─── Records supplied ───
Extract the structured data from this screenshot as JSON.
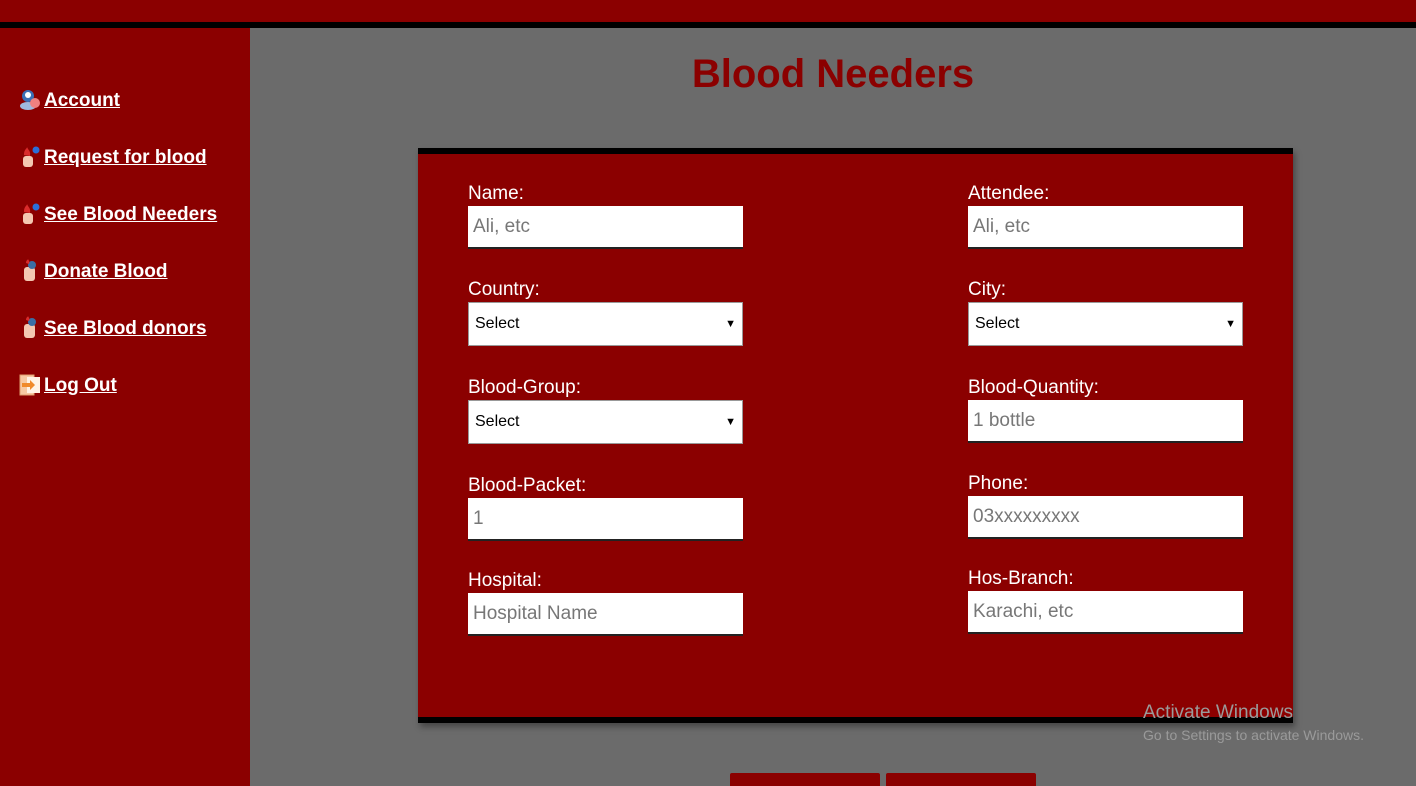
{
  "app": {
    "title": "Blood Needers"
  },
  "sidebar": {
    "items": [
      {
        "label": " Account",
        "icon": "user-account-icon"
      },
      {
        "label": " Request for blood",
        "icon": "blood-drop-hand-icon"
      },
      {
        "label": " See Blood Needers",
        "icon": "blood-drop-hand-icon"
      },
      {
        "label": "Donate Blood",
        "icon": "donate-hand-icon"
      },
      {
        "label": " See Blood donors",
        "icon": "donate-hand-icon"
      },
      {
        "label": " Log Out",
        "icon": "logout-door-icon"
      }
    ]
  },
  "form": {
    "name": {
      "label": "Name:",
      "placeholder": "Ali, etc"
    },
    "attendee": {
      "label": "Attendee:",
      "placeholder": "Ali, etc"
    },
    "country": {
      "label": "Country:",
      "value": "Select"
    },
    "city": {
      "label": "City:",
      "value": "Select"
    },
    "blood_group": {
      "label": "Blood-Group:",
      "value": "Select"
    },
    "blood_quantity": {
      "label": "Blood-Quantity:",
      "placeholder": "1 bottle"
    },
    "blood_packet": {
      "label": "Blood-Packet:",
      "placeholder": "1"
    },
    "phone": {
      "label": "Phone:",
      "placeholder": "03xxxxxxxxx"
    },
    "hospital": {
      "label": "Hospital:",
      "placeholder": "Hospital Name"
    },
    "hos_branch": {
      "label": "Hos-Branch:",
      "placeholder": "Karachi, etc"
    }
  },
  "watermark": {
    "title": "Activate Windows",
    "subtitle": "Go to Settings to activate Windows."
  },
  "colors": {
    "primary": "#8b0000",
    "background": "#6b6b6b",
    "border": "#000000"
  }
}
───
Aim. Copy everything in the records above except the pictures, exactly as written.

Exercise answer.
Extract the structured data from this screenshot as JSON.
{
  "app": {
    "title": "Blood Needers"
  },
  "sidebar": {
    "items": [
      {
        "label": " Account",
        "icon": "user-account-icon"
      },
      {
        "label": " Request for blood",
        "icon": "blood-drop-hand-icon"
      },
      {
        "label": " See Blood Needers",
        "icon": "blood-drop-hand-icon"
      },
      {
        "label": "Donate Blood",
        "icon": "donate-hand-icon"
      },
      {
        "label": " See Blood donors",
        "icon": "donate-hand-icon"
      },
      {
        "label": " Log Out",
        "icon": "logout-door-icon"
      }
    ]
  },
  "form": {
    "name": {
      "label": "Name:",
      "placeholder": "Ali, etc"
    },
    "attendee": {
      "label": "Attendee:",
      "placeholder": "Ali, etc"
    },
    "country": {
      "label": "Country:",
      "value": "Select"
    },
    "city": {
      "label": "City:",
      "value": "Select"
    },
    "blood_group": {
      "label": "Blood-Group:",
      "value": "Select"
    },
    "blood_quantity": {
      "label": "Blood-Quantity:",
      "placeholder": "1 bottle"
    },
    "blood_packet": {
      "label": "Blood-Packet:",
      "placeholder": "1"
    },
    "phone": {
      "label": "Phone:",
      "placeholder": "03xxxxxxxxx"
    },
    "hospital": {
      "label": "Hospital:",
      "placeholder": "Hospital Name"
    },
    "hos_branch": {
      "label": "Hos-Branch:",
      "placeholder": "Karachi, etc"
    }
  },
  "watermark": {
    "title": "Activate Windows",
    "subtitle": "Go to Settings to activate Windows."
  },
  "colors": {
    "primary": "#8b0000",
    "background": "#6b6b6b",
    "border": "#000000"
  }
}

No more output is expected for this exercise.